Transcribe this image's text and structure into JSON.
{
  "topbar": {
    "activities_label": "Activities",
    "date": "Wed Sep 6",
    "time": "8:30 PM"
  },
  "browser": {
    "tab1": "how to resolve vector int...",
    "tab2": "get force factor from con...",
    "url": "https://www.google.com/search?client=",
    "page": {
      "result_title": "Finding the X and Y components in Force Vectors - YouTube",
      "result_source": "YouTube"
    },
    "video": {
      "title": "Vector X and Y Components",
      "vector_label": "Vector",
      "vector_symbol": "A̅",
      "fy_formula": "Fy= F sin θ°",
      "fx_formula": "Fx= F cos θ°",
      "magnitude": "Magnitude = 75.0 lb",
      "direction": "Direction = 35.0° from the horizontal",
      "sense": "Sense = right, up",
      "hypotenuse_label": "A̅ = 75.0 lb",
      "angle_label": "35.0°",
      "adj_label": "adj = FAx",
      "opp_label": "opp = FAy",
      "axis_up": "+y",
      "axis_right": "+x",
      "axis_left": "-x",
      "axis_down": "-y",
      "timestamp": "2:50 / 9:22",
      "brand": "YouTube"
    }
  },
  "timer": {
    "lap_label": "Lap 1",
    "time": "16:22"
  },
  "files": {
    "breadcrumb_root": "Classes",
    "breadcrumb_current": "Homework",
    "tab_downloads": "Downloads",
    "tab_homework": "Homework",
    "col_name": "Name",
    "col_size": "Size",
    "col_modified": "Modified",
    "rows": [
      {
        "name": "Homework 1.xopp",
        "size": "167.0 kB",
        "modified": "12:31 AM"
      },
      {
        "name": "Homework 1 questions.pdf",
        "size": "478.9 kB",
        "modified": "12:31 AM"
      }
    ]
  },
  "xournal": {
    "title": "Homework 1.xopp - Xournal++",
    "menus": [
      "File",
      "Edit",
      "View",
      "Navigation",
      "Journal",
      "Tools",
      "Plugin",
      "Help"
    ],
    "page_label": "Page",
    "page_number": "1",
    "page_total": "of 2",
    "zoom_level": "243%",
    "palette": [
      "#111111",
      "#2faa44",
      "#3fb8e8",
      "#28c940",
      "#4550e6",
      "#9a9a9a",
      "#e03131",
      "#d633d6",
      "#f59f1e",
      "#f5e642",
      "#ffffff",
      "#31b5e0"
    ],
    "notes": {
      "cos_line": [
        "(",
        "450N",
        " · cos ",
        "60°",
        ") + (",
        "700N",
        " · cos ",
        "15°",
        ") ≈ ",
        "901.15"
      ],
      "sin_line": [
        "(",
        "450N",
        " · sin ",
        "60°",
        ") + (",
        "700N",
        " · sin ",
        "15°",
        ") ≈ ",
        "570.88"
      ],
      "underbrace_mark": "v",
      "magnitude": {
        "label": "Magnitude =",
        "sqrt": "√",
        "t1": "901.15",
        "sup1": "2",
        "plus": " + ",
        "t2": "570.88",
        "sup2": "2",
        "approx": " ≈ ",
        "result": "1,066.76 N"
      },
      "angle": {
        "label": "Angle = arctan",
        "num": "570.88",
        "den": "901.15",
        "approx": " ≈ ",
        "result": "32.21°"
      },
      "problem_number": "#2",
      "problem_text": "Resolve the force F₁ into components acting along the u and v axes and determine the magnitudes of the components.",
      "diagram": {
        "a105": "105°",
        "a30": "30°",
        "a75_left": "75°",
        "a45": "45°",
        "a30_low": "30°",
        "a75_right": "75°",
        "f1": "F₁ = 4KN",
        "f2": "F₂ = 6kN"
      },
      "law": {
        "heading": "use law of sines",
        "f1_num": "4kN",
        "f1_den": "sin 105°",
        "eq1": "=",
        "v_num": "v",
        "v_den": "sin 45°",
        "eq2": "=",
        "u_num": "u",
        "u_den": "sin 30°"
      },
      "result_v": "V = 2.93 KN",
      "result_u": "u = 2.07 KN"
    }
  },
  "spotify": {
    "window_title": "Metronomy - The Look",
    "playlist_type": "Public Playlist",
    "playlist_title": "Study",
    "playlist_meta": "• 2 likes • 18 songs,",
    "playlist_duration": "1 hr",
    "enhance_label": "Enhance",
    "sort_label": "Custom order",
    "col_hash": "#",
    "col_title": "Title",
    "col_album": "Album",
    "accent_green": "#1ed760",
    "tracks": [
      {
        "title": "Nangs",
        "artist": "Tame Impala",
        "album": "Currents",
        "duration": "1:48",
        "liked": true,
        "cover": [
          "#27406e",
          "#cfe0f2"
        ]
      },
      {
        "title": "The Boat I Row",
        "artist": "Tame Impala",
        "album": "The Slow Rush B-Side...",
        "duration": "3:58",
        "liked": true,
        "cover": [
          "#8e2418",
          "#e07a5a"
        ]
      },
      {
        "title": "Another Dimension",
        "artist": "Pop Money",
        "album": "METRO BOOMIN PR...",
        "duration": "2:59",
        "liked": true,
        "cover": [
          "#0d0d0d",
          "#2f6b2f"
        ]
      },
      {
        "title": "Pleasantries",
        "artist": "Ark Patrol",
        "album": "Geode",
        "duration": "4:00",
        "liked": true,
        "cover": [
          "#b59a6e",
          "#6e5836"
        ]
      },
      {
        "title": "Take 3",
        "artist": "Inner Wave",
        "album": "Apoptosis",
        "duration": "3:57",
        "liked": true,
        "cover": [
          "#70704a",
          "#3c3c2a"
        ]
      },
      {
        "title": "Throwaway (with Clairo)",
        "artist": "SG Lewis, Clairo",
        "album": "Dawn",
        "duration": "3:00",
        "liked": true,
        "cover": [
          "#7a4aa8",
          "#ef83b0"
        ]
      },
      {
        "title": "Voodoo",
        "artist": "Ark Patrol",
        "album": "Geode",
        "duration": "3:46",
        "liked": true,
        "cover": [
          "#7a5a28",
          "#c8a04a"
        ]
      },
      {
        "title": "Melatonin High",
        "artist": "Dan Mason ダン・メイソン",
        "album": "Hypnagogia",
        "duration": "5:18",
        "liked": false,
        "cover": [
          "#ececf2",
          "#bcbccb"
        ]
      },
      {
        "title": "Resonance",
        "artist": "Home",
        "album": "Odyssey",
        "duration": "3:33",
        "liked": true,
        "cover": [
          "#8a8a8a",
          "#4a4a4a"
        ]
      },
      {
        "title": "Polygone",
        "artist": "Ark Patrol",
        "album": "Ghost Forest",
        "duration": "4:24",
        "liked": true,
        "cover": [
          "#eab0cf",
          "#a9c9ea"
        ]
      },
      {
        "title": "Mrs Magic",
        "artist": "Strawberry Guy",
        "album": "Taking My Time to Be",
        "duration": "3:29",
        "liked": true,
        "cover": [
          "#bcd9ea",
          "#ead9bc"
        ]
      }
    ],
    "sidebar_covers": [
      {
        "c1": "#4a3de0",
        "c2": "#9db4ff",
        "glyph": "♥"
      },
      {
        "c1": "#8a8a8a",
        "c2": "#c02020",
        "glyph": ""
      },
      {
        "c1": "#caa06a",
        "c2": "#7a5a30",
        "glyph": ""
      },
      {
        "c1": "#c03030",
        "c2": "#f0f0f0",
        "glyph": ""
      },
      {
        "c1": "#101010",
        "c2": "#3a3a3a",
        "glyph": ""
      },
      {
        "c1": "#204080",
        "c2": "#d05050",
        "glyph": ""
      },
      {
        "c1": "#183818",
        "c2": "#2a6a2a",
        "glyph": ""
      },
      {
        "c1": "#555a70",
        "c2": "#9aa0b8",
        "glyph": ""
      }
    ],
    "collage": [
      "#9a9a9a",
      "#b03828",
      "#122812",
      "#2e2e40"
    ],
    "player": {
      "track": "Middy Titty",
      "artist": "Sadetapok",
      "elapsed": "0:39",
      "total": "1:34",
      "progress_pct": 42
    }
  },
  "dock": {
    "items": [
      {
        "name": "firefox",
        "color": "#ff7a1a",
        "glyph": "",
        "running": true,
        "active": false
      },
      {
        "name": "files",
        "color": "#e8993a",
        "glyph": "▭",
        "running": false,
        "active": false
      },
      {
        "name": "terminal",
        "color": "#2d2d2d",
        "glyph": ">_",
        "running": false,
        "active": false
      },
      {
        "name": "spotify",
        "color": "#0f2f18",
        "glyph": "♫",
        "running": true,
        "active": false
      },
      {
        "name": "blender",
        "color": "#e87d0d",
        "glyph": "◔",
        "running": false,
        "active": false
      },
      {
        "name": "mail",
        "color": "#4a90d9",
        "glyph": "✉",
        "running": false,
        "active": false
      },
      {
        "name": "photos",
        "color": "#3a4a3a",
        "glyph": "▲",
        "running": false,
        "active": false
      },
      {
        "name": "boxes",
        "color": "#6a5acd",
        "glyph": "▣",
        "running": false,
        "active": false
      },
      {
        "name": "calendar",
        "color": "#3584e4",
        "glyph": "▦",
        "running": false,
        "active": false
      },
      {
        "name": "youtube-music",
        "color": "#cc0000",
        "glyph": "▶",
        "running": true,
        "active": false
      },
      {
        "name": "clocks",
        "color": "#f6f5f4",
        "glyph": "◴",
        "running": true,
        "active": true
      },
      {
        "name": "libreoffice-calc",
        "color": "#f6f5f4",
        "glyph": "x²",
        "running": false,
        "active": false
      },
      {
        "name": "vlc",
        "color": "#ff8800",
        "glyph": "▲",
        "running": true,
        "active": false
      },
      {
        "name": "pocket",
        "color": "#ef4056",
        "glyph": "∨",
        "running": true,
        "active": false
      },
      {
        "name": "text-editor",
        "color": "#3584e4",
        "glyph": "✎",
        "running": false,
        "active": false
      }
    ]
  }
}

Required task:
Using the entries above, tally how many lines have the word "into" in them; write the number and nothing more.

The result:
2